Given data:
—————
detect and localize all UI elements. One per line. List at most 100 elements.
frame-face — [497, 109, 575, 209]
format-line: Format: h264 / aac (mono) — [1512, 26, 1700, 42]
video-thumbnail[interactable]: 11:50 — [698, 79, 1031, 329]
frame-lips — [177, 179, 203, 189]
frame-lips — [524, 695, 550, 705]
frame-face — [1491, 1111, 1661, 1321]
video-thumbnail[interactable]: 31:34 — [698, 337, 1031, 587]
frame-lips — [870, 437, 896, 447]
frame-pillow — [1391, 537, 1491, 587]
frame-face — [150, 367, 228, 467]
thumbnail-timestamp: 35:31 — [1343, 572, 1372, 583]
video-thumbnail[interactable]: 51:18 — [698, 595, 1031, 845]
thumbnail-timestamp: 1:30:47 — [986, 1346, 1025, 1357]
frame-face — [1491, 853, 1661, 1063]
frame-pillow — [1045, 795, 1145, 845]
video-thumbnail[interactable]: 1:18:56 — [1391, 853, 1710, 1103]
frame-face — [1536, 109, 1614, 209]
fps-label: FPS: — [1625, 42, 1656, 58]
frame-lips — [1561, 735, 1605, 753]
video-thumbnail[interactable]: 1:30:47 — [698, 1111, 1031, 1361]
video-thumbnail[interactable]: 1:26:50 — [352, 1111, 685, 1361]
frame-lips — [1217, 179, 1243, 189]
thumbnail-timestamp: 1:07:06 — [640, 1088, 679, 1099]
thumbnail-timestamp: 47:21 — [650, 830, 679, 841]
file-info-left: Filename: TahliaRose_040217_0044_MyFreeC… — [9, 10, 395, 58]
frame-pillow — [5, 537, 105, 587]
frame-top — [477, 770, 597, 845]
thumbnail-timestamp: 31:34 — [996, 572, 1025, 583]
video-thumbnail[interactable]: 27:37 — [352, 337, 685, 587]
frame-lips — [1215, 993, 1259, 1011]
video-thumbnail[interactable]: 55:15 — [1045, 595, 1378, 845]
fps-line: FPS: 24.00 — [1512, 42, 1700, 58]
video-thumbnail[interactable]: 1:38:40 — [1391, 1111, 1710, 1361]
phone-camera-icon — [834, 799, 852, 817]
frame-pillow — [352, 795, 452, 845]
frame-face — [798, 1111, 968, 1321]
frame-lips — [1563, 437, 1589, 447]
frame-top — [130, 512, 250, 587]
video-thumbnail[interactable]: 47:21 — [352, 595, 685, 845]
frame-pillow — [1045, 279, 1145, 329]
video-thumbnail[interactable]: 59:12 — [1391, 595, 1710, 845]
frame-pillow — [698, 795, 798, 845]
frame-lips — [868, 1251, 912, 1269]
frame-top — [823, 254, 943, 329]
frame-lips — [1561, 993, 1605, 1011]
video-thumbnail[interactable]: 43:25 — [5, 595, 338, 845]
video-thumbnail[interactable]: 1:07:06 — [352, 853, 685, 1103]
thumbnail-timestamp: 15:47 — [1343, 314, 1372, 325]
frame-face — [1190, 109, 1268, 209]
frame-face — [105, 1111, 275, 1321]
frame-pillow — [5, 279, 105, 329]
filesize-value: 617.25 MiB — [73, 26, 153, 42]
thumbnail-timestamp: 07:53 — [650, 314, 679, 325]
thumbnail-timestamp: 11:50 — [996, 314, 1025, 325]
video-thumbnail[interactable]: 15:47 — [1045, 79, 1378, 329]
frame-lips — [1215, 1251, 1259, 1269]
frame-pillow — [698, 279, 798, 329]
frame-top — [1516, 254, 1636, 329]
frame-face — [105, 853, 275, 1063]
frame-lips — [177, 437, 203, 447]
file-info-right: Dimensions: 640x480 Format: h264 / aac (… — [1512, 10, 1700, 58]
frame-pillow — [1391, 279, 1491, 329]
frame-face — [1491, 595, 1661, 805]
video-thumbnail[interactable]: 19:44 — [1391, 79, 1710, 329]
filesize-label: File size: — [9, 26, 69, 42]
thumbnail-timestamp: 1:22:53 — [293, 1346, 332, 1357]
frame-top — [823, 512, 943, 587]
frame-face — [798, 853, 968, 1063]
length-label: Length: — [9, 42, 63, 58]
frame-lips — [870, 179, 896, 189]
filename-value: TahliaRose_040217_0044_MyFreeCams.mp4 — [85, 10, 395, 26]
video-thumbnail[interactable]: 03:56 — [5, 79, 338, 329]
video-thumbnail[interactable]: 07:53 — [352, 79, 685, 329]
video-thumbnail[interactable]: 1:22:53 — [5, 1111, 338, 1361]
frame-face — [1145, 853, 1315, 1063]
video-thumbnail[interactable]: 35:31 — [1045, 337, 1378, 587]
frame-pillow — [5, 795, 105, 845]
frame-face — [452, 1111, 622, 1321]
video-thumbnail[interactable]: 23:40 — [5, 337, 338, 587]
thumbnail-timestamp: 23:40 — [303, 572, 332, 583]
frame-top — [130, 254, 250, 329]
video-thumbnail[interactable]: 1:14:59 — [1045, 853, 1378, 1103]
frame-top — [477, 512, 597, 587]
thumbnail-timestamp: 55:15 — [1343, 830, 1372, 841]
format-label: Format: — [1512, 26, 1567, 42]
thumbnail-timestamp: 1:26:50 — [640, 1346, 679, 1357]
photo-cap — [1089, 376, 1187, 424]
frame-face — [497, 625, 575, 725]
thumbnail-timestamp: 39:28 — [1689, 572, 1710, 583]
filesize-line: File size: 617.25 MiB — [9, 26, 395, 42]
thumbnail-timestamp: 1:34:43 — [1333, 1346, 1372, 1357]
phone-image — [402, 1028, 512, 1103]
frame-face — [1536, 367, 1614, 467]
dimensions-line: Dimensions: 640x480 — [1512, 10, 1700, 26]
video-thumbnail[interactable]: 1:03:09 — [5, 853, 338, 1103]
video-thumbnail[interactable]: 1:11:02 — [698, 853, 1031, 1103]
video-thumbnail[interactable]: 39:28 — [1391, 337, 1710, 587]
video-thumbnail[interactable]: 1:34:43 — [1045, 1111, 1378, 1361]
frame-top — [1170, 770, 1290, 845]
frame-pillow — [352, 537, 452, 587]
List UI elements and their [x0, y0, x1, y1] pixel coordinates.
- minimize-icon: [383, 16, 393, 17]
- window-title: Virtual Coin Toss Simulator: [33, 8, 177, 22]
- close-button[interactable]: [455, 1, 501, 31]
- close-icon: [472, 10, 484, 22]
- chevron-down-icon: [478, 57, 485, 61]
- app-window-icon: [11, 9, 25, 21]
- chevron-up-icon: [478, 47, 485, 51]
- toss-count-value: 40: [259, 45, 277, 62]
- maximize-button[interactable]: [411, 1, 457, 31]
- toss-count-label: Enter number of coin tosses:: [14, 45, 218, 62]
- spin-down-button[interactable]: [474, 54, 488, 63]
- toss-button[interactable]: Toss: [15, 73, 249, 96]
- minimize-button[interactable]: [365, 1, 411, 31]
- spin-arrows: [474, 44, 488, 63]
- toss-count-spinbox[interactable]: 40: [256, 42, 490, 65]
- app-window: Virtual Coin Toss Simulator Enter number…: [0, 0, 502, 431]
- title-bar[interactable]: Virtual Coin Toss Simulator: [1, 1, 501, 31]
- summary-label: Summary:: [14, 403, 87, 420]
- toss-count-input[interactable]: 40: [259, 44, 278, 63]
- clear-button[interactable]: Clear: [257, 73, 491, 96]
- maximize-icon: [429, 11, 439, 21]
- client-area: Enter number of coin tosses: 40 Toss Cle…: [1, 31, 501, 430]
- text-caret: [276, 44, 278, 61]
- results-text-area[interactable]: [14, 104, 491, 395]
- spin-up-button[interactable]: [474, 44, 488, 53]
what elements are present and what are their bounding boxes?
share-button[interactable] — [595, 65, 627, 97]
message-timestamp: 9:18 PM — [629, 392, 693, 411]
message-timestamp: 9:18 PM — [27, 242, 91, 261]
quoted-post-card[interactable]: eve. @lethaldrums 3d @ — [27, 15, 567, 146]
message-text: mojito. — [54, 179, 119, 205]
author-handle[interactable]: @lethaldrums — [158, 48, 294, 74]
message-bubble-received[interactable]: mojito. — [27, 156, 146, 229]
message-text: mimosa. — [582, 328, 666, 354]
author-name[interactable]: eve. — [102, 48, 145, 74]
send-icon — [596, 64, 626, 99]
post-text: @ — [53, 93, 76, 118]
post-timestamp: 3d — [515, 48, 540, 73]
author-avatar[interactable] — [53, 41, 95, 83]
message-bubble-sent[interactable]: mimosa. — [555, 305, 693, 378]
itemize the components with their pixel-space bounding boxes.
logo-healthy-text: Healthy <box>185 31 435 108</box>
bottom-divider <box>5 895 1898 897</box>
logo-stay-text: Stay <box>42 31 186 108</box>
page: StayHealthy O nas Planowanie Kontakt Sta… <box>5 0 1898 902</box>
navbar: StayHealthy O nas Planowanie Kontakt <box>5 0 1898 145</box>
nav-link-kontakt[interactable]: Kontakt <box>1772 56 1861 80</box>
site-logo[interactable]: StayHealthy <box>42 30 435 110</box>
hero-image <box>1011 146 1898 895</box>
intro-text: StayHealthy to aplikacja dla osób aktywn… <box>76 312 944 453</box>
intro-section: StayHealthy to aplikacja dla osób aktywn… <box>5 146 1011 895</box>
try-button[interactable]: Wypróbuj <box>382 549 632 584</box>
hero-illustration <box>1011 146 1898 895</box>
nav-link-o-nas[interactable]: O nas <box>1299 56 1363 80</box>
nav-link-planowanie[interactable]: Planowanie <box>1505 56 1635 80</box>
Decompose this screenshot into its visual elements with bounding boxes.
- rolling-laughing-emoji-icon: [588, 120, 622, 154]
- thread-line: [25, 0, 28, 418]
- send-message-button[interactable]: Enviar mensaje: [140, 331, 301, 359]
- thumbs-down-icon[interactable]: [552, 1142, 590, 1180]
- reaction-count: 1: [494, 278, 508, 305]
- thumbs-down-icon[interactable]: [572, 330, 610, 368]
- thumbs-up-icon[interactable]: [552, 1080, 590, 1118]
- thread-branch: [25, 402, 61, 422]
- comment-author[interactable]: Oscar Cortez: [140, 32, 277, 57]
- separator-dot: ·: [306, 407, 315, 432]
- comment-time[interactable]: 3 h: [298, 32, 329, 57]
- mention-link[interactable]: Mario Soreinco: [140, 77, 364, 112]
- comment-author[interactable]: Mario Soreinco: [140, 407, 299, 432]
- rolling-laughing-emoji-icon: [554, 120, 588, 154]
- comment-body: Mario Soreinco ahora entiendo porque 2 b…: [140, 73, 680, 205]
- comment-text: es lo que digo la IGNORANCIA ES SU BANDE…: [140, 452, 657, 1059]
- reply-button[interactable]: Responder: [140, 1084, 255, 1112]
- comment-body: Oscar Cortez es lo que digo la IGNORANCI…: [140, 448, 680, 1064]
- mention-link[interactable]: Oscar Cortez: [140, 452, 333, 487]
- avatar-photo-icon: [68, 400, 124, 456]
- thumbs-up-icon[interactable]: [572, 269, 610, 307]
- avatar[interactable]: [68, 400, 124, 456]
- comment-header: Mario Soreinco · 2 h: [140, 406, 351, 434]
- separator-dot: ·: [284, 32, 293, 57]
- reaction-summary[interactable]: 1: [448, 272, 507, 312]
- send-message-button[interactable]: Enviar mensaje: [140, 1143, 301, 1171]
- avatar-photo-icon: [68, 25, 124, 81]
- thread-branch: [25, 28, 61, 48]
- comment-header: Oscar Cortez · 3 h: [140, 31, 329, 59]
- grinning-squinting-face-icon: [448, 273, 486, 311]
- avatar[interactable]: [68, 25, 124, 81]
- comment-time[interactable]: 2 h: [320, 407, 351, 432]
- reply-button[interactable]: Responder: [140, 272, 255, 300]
—————
Exercise task: Please pull out every line above that contains the string "digo" with matching case, and copy each of those lines in full.

Answer:
- comment-text: es lo que digo la IGNORANCIA ES SU BANDE…: [140, 452, 657, 1059]
- comment-body: Oscar Cortez es lo que digo la IGNORANCI…: [140, 448, 680, 1064]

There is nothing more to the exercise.